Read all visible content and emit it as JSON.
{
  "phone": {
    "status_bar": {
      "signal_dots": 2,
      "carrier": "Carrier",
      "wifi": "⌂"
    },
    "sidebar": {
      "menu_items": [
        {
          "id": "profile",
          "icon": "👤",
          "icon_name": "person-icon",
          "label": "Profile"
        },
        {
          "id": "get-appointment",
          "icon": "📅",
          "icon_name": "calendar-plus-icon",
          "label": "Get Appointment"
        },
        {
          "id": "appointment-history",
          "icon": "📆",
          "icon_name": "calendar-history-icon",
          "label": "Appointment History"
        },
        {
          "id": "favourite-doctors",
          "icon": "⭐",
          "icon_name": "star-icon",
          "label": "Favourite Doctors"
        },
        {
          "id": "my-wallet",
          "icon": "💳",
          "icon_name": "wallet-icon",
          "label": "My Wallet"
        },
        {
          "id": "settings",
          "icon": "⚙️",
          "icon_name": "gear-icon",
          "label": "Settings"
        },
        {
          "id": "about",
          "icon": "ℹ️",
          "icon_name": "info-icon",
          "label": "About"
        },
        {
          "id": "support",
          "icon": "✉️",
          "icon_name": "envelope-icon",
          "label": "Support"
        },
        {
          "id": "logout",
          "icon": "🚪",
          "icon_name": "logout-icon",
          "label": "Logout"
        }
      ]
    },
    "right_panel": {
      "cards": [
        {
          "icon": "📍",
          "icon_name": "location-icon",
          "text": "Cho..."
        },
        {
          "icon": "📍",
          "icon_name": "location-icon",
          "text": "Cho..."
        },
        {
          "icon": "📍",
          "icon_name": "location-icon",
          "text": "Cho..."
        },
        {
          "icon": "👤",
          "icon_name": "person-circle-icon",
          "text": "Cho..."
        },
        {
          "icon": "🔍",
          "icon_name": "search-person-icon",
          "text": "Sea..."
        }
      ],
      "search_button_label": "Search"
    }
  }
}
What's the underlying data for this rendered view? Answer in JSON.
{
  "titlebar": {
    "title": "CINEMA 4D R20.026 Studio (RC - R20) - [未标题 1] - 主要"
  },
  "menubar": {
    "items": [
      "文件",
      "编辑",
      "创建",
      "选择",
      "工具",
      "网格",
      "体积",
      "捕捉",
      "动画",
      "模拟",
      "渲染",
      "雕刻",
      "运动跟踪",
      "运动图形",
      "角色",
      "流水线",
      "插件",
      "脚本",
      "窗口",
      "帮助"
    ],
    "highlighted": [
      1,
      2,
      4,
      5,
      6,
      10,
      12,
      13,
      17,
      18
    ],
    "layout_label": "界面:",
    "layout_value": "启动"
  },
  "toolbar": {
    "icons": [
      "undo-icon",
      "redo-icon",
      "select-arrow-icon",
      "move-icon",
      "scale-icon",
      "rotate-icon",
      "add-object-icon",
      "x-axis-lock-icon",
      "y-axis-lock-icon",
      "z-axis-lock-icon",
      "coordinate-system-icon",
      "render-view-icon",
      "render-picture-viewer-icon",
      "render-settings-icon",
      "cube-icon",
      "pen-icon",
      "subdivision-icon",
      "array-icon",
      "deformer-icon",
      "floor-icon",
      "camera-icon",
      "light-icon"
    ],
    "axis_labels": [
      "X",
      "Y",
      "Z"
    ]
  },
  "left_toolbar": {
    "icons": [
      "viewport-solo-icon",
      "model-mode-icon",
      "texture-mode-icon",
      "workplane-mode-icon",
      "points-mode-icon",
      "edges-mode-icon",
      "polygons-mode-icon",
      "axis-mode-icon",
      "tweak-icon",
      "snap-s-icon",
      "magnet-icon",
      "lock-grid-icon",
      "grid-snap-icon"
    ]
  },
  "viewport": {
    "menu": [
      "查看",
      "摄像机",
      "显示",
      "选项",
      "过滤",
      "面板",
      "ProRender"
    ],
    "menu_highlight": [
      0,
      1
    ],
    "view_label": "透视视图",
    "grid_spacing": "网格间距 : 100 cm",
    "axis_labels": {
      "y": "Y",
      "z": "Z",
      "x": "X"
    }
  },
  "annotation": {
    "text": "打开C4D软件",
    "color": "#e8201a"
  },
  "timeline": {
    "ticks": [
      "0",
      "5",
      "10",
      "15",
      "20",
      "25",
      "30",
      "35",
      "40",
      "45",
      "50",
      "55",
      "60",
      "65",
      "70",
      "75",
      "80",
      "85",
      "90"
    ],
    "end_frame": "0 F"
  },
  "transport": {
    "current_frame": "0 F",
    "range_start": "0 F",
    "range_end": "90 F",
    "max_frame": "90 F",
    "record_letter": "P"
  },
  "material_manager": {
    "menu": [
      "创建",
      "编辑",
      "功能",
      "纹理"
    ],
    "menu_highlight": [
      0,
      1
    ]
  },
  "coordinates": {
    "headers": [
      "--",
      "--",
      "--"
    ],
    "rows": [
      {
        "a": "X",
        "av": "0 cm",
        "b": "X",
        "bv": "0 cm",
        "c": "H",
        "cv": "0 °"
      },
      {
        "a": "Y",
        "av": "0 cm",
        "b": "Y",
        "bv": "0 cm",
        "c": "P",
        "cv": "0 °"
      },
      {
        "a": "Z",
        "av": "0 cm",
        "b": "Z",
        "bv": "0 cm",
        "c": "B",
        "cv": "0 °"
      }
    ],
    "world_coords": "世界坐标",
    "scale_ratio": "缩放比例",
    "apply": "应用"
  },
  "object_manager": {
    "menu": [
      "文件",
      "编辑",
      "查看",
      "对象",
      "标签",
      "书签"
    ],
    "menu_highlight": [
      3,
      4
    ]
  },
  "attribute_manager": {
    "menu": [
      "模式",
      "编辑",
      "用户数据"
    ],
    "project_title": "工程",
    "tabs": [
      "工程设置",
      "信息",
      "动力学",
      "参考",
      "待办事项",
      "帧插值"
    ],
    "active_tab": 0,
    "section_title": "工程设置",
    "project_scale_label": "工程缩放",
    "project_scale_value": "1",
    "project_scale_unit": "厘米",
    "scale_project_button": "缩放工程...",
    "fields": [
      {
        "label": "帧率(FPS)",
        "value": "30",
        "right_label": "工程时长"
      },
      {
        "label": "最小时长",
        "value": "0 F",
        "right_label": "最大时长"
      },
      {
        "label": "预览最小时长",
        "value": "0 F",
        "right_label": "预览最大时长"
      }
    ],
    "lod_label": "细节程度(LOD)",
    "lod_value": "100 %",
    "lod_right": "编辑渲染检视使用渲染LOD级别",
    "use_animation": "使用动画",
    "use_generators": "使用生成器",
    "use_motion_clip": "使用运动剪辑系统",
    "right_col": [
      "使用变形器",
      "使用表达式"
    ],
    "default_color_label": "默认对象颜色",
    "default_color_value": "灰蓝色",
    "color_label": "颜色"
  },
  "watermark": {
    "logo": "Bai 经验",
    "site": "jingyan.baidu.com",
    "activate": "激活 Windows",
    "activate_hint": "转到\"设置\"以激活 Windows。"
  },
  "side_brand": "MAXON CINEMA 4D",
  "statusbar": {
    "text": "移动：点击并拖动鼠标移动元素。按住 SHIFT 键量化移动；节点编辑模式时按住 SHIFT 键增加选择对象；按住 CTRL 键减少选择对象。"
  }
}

---------------

## THE EXERCISE
Extract every entry above as it appears.

## WRITTEN SOLUTION
Read all visible content and emit it as JSON.
{
  "phone": {
    "status_bar": {
      "signal_dots": 2,
      "carrier": "Carrier",
      "wifi": "⌂"
    },
    "sidebar": {
      "menu_items": [
        {
          "id": "profile",
          "icon": "👤",
          "icon_name": "person-icon",
          "label": "Profile"
        },
        {
          "id": "get-appointment",
          "icon": "📅",
          "icon_name": "calendar-plus-icon",
          "label": "Get Appointment"
        },
        {
          "id": "appointment-history",
          "icon": "📆",
          "icon_name": "calendar-history-icon",
          "label": "Appointment History"
        },
        {
          "id": "favourite-doctors",
          "icon": "⭐",
          "icon_name": "star-icon",
          "label": "Favourite Doctors"
        },
        {
          "id": "my-wallet",
          "icon": "💳",
          "icon_name": "wallet-icon",
          "label": "My Wallet"
        },
        {
          "id": "settings",
          "icon": "⚙️",
          "icon_name": "gear-icon",
          "label": "Settings"
        },
        {
          "id": "about",
          "icon": "ℹ️",
          "icon_name": "info-icon",
          "label": "About"
        },
        {
          "id": "support",
          "icon": "✉️",
          "icon_name": "envelope-icon",
          "label": "Support"
        },
        {
          "id": "logout",
          "icon": "🚪",
          "icon_name": "logout-icon",
          "label": "Logout"
        }
      ]
    },
    "right_panel": {
      "cards": [
        {
          "icon": "📍",
          "icon_name": "location-icon",
          "text": "Cho..."
        },
        {
          "icon": "📍",
          "icon_name": "location-icon",
          "text": "Cho..."
        },
        {
          "icon": "📍",
          "icon_name": "location-icon",
          "text": "Cho..."
        },
        {
          "icon": "👤",
          "icon_name": "person-circle-icon",
          "text": "Cho..."
        },
        {
          "icon": "🔍",
          "icon_name": "search-person-icon",
          "text": "Sea..."
        }
      ],
      "search_button_label": "Search"
    }
  }
}
What's the underlying data for this rendered view? Answer in JSON.
{
  "titlebar": {
    "title": "CINEMA 4D R20.026 Studio (RC - R20) - [未标题 1] - 主要"
  },
  "menubar": {
    "items": [
      "文件",
      "编辑",
      "创建",
      "选择",
      "工具",
      "网格",
      "体积",
      "捕捉",
      "动画",
      "模拟",
      "渲染",
      "雕刻",
      "运动跟踪",
      "运动图形",
      "角色",
      "流水线",
      "插件",
      "脚本",
      "窗口",
      "帮助"
    ],
    "highlighted": [
      1,
      2,
      4,
      5,
      6,
      10,
      12,
      13,
      17,
      18
    ],
    "layout_label": "界面:",
    "layout_value": "启动"
  },
  "toolbar": {
    "icons": [
      "undo-icon",
      "redo-icon",
      "select-arrow-icon",
      "move-icon",
      "scale-icon",
      "rotate-icon",
      "add-object-icon",
      "x-axis-lock-icon",
      "y-axis-lock-icon",
      "z-axis-lock-icon",
      "coordinate-system-icon",
      "render-view-icon",
      "render-picture-viewer-icon",
      "render-settings-icon",
      "cube-icon",
      "pen-icon",
      "subdivision-icon",
      "array-icon",
      "deformer-icon",
      "floor-icon",
      "camera-icon",
      "light-icon"
    ],
    "axis_labels": [
      "X",
      "Y",
      "Z"
    ]
  },
  "left_toolbar": {
    "icons": [
      "viewport-solo-icon",
      "model-mode-icon",
      "texture-mode-icon",
      "workplane-mode-icon",
      "points-mode-icon",
      "edges-mode-icon",
      "polygons-mode-icon",
      "axis-mode-icon",
      "tweak-icon",
      "snap-s-icon",
      "magnet-icon",
      "lock-grid-icon",
      "grid-snap-icon"
    ]
  },
  "viewport": {
    "menu": [
      "查看",
      "摄像机",
      "显示",
      "选项",
      "过滤",
      "面板",
      "ProRender"
    ],
    "menu_highlight": [
      0,
      1
    ],
    "view_label": "透视视图",
    "grid_spacing": "网格间距 : 100 cm",
    "axis_labels": {
      "y": "Y",
      "z": "Z",
      "x": "X"
    }
  },
  "annotation": {
    "text": "打开C4D软件",
    "color": "#e8201a"
  },
  "timeline": {
    "ticks": [
      "0",
      "5",
      "10",
      "15",
      "20",
      "25",
      "30",
      "35",
      "40",
      "45",
      "50",
      "55",
      "60",
      "65",
      "70",
      "75",
      "80",
      "85",
      "90"
    ],
    "end_frame": "0 F"
  },
  "transport": {
    "current_frame": "0 F",
    "range_start": "0 F",
    "range_end": "90 F",
    "max_frame": "90 F",
    "record_letter": "P"
  },
  "material_manager": {
    "menu": [
      "创建",
      "编辑",
      "功能",
      "纹理"
    ],
    "menu_highlight": [
      0,
      1
    ]
  },
  "coordinates": {
    "headers": [
      "--",
      "--",
      "--"
    ],
    "rows": [
      {
        "a": "X",
        "av": "0 cm",
        "b": "X",
        "bv": "0 cm",
        "c": "H",
        "cv": "0 °"
      },
      {
        "a": "Y",
        "av": "0 cm",
        "b": "Y",
        "bv": "0 cm",
        "c": "P",
        "cv": "0 °"
      },
      {
        "a": "Z",
        "av": "0 cm",
        "b": "Z",
        "bv": "0 cm",
        "c": "B",
        "cv": "0 °"
      }
    ],
    "world_coords": "世界坐标",
    "scale_ratio": "缩放比例",
    "apply": "应用"
  },
  "object_manager": {
    "menu": [
      "文件",
      "编辑",
      "查看",
      "对象",
      "标签",
      "书签"
    ],
    "menu_highlight": [
      3,
      4
    ]
  },
  "attribute_manager": {
    "menu": [
      "模式",
      "编辑",
      "用户数据"
    ],
    "project_title": "工程",
    "tabs": [
      "工程设置",
      "信息",
      "动力学",
      "参考",
      "待办事项",
      "帧插值"
    ],
    "active_tab": 0,
    "section_title": "工程设置",
    "project_scale_label": "工程缩放",
    "project_scale_value": "1",
    "project_scale_unit": "厘米",
    "scale_project_button": "缩放工程...",
    "fields": [
      {
        "label": "帧率(FPS)",
        "value": "30",
        "right_label": "工程时长"
      },
      {
        "label": "最小时长",
        "value": "0 F",
        "right_label": "最大时长"
      },
      {
        "label": "预览最小时长",
        "value": "0 F",
        "right_label": "预览最大时长"
      }
    ],
    "lod_label": "细节程度(LOD)",
    "lod_value": "100 %",
    "lod_right": "编辑渲染检视使用渲染LOD级别",
    "use_animation": "使用动画",
    "use_generators": "使用生成器",
    "use_motion_clip": "使用运动剪辑系统",
    "right_col": [
      "使用变形器",
      "使用表达式"
    ],
    "default_color_label": "默认对象颜色",
    "default_color_value": "灰蓝色",
    "color_label": "颜色"
  },
  "watermark": {
    "logo": "Bai 经验",
    "site": "jingyan.baidu.com",
    "activate": "激活 Windows",
    "activate_hint": "转到\"设置\"以激活 Windows。"
  },
  "side_brand": "MAXON CINEMA 4D",
  "statusbar": {
    "text": "移动：点击并拖动鼠标移动元素。按住 SHIFT 键量化移动；节点编辑模式时按住 SHIFT 键增加选择对象；按住 CTRL 键减少选择对象。"
  }
}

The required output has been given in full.